### TASK BRIEF
Please render the rows below as a numbered list, leaving out any blank lines.

-- Begin TASK MATERIAL --

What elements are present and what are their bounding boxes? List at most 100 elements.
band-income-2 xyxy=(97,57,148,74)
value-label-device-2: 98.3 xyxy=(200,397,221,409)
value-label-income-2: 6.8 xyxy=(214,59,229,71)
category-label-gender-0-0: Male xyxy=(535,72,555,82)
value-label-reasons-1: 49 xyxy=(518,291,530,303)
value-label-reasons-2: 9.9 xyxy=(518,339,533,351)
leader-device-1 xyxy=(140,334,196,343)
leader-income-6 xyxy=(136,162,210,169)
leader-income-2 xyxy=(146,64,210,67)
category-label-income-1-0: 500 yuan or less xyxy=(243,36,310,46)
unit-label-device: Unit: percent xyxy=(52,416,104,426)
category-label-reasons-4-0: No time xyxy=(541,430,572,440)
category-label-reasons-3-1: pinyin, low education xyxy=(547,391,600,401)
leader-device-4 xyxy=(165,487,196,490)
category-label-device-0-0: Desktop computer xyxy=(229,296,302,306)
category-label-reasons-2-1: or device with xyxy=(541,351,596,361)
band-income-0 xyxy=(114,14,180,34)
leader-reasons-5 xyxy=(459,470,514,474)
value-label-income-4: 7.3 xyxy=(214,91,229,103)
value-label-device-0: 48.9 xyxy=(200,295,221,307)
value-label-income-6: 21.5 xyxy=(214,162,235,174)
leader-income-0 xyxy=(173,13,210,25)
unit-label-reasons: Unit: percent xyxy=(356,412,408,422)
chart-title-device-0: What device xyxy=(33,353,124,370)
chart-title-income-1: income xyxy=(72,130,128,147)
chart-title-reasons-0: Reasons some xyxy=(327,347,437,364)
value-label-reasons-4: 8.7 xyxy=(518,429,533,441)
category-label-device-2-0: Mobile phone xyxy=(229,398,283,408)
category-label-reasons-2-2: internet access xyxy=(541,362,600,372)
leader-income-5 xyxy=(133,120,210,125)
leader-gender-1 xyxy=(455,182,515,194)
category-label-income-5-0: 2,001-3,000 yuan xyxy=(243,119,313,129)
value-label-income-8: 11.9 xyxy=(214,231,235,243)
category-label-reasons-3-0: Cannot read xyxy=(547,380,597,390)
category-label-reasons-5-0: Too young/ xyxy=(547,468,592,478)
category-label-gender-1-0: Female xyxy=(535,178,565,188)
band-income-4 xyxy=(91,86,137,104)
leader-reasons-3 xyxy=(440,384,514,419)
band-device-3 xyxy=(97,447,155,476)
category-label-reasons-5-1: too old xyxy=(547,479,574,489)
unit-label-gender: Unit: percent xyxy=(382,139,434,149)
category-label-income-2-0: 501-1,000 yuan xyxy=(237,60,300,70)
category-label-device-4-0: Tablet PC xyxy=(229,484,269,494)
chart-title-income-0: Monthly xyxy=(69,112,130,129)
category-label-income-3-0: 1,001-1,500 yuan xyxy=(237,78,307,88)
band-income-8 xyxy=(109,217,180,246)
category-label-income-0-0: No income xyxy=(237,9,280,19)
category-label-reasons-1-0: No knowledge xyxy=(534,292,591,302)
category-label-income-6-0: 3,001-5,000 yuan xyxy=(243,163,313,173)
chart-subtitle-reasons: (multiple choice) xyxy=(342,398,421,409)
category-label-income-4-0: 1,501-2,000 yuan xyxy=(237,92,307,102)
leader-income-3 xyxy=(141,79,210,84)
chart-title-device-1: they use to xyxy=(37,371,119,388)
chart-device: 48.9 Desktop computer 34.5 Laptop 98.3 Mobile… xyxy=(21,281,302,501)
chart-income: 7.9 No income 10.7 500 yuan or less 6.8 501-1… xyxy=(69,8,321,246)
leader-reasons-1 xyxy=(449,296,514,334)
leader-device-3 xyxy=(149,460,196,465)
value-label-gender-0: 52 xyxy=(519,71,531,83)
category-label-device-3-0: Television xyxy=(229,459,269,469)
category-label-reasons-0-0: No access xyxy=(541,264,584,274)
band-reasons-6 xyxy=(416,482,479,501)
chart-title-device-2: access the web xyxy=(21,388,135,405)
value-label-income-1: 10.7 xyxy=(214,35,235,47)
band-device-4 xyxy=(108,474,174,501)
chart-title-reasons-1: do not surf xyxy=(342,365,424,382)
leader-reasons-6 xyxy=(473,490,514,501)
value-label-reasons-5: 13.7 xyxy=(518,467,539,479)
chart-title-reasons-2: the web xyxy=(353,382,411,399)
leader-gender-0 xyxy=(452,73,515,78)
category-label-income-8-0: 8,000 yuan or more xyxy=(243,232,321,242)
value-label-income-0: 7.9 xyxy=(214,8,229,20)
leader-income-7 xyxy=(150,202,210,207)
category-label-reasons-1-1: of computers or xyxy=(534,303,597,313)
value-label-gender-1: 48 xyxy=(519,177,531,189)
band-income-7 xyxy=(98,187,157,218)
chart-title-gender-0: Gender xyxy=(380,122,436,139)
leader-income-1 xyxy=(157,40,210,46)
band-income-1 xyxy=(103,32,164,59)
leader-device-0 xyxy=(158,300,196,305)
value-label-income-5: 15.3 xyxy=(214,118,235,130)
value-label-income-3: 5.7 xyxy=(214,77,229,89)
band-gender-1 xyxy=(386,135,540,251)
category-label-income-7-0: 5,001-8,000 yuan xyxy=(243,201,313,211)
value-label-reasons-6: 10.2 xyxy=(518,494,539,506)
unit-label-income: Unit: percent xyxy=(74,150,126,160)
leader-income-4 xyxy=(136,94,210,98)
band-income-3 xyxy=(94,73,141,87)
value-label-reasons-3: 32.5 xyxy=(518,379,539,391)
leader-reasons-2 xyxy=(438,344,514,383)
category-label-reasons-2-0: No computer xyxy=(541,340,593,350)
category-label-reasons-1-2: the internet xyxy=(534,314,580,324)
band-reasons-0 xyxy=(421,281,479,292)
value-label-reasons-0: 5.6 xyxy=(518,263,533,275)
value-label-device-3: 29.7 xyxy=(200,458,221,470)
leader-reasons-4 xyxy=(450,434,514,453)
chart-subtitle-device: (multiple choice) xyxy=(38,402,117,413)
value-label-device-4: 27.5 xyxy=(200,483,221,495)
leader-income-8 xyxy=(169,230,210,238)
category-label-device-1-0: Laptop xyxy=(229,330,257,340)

-- End TASK MATERIAL --

### REPLY TO THE TASK
1. What elements are present and what are their bounding boxes? List at most 100 elements.
2. band-income-2 xyxy=(97,57,148,74)
3. value-label-device-2: 98.3 xyxy=(200,397,221,409)
4. value-label-income-2: 6.8 xyxy=(214,59,229,71)
5. category-label-gender-0-0: Male xyxy=(535,72,555,82)
6. value-label-reasons-1: 49 xyxy=(518,291,530,303)
7. value-label-reasons-2: 9.9 xyxy=(518,339,533,351)
8. leader-device-1 xyxy=(140,334,196,343)
9. leader-income-6 xyxy=(136,162,210,169)
10. leader-income-2 xyxy=(146,64,210,67)
11. category-label-income-1-0: 500 yuan or less xyxy=(243,36,310,46)
12. unit-label-device: Unit: percent xyxy=(52,416,104,426)
13. category-label-reasons-4-0: No time xyxy=(541,430,572,440)
14. category-label-reasons-3-1: pinyin, low education xyxy=(547,391,600,401)
15. leader-device-4 xyxy=(165,487,196,490)
16. category-label-device-0-0: Desktop computer xyxy=(229,296,302,306)
17. category-label-reasons-2-1: or device with xyxy=(541,351,596,361)
18. band-income-0 xyxy=(114,14,180,34)
19. leader-reasons-5 xyxy=(459,470,514,474)
20. value-label-income-4: 7.3 xyxy=(214,91,229,103)
21. value-label-device-0: 48.9 xyxy=(200,295,221,307)
22. value-label-income-6: 21.5 xyxy=(214,162,235,174)
23. leader-income-0 xyxy=(173,13,210,25)
24. unit-label-reasons: Unit: percent xyxy=(356,412,408,422)
25. chart-title-device-0: What device xyxy=(33,353,124,370)
26. chart-title-income-1: income xyxy=(72,130,128,147)
27. chart-title-reasons-0: Reasons some xyxy=(327,347,437,364)
28. value-label-reasons-4: 8.7 xyxy=(518,429,533,441)
29. category-label-device-2-0: Mobile phone xyxy=(229,398,283,408)
30. category-label-reasons-2-2: internet access xyxy=(541,362,600,372)
31. leader-income-5 xyxy=(133,120,210,125)
32. leader-gender-1 xyxy=(455,182,515,194)
33. category-label-income-5-0: 2,001-3,000 yuan xyxy=(243,119,313,129)
34. value-label-income-8: 11.9 xyxy=(214,231,235,243)
35. category-label-reasons-3-0: Cannot read xyxy=(547,380,597,390)
36. category-label-reasons-5-0: Too young/ xyxy=(547,468,592,478)
37. category-label-gender-1-0: Female xyxy=(535,178,565,188)
38. band-income-4 xyxy=(91,86,137,104)
39. leader-reasons-3 xyxy=(440,384,514,419)
40. band-device-3 xyxy=(97,447,155,476)
41. category-label-reasons-5-1: too old xyxy=(547,479,574,489)
42. unit-label-gender: Unit: percent xyxy=(382,139,434,149)
43. category-label-income-2-0: 501-1,000 yuan xyxy=(237,60,300,70)
44. category-label-device-4-0: Tablet PC xyxy=(229,484,269,494)
45. chart-title-income-0: Monthly xyxy=(69,112,130,129)
46. category-label-income-3-0: 1,001-1,500 yuan xyxy=(237,78,307,88)
47. band-income-8 xyxy=(109,217,180,246)
48. category-label-income-0-0: No income xyxy=(237,9,280,19)
49. category-label-reasons-1-0: No knowledge xyxy=(534,292,591,302)
50. category-label-income-6-0: 3,001-5,000 yuan xyxy=(243,163,313,173)
51. chart-subtitle-reasons: (multiple choice) xyxy=(342,398,421,409)
52. category-label-income-4-0: 1,501-2,000 yuan xyxy=(237,92,307,102)
53. leader-income-3 xyxy=(141,79,210,84)
54. chart-title-device-1: they use to xyxy=(37,371,119,388)
55. chart-device: 48.9 Desktop computer 34.5 Laptop 98.3 Mobile… xyxy=(21,281,302,501)
56. chart-income: 7.9 No income 10.7 500 yuan or less 6.8 501-1… xyxy=(69,8,321,246)
57. leader-reasons-1 xyxy=(449,296,514,334)
58. leader-device-3 xyxy=(149,460,196,465)
59. value-label-gender-0: 52 xyxy=(519,71,531,83)
60. category-label-device-3-0: Television xyxy=(229,459,269,469)
61. category-label-reasons-0-0: No access xyxy=(541,264,584,274)
62. band-reasons-6 xyxy=(416,482,479,501)
63. chart-title-device-2: access the web xyxy=(21,388,135,405)
64. value-label-income-1: 10.7 xyxy=(214,35,235,47)
65. band-device-4 xyxy=(108,474,174,501)
66. chart-title-reasons-1: do not surf xyxy=(342,365,424,382)
67. leader-reasons-6 xyxy=(473,490,514,501)
68. value-label-reasons-5: 13.7 xyxy=(518,467,539,479)
69. chart-title-reasons-2: the web xyxy=(353,382,411,399)
70. leader-gender-0 xyxy=(452,73,515,78)
71. category-label-income-8-0: 8,000 yuan or more xyxy=(243,232,321,242)
72. value-label-income-0: 7.9 xyxy=(214,8,229,20)
73. leader-income-7 xyxy=(150,202,210,207)
74. category-label-reasons-1-1: of computers or xyxy=(534,303,597,313)
75. value-label-gender-1: 48 xyxy=(519,177,531,189)
76. band-income-7 xyxy=(98,187,157,218)
77. chart-title-gender-0: Gender xyxy=(380,122,436,139)
78. leader-income-1 xyxy=(157,40,210,46)
79. band-income-1 xyxy=(103,32,164,59)
80. leader-device-0 xyxy=(158,300,196,305)
81. value-label-income-5: 15.3 xyxy=(214,118,235,130)
82. value-label-income-3: 5.7 xyxy=(214,77,229,89)
83. band-gender-1 xyxy=(386,135,540,251)
84. category-label-income-7-0: 5,001-8,000 yuan xyxy=(243,201,313,211)
85. value-label-reasons-6: 10.2 xyxy=(518,494,539,506)
86. unit-label-income: Unit: percent xyxy=(74,150,126,160)
87. leader-income-4 xyxy=(136,94,210,98)
88. band-income-3 xyxy=(94,73,141,87)
89. value-label-reasons-3: 32.5 xyxy=(518,379,539,391)
90. leader-reasons-2 xyxy=(438,344,514,383)
91. category-label-reasons-2-0: No computer xyxy=(541,340,593,350)
92. category-label-reasons-1-2: the internet xyxy=(534,314,580,324)
93. band-reasons-0 xyxy=(421,281,479,292)
94. value-label-reasons-0: 5.6 xyxy=(518,263,533,275)
95. value-label-device-3: 29.7 xyxy=(200,458,221,470)
96. leader-reasons-4 xyxy=(450,434,514,453)
97. chart-subtitle-device: (multiple choice) xyxy=(38,402,117,413)
98. value-label-device-4: 27.5 xyxy=(200,483,221,495)
99. leader-income-8 xyxy=(169,230,210,238)
100. category-label-device-1-0: Laptop xyxy=(229,330,257,340)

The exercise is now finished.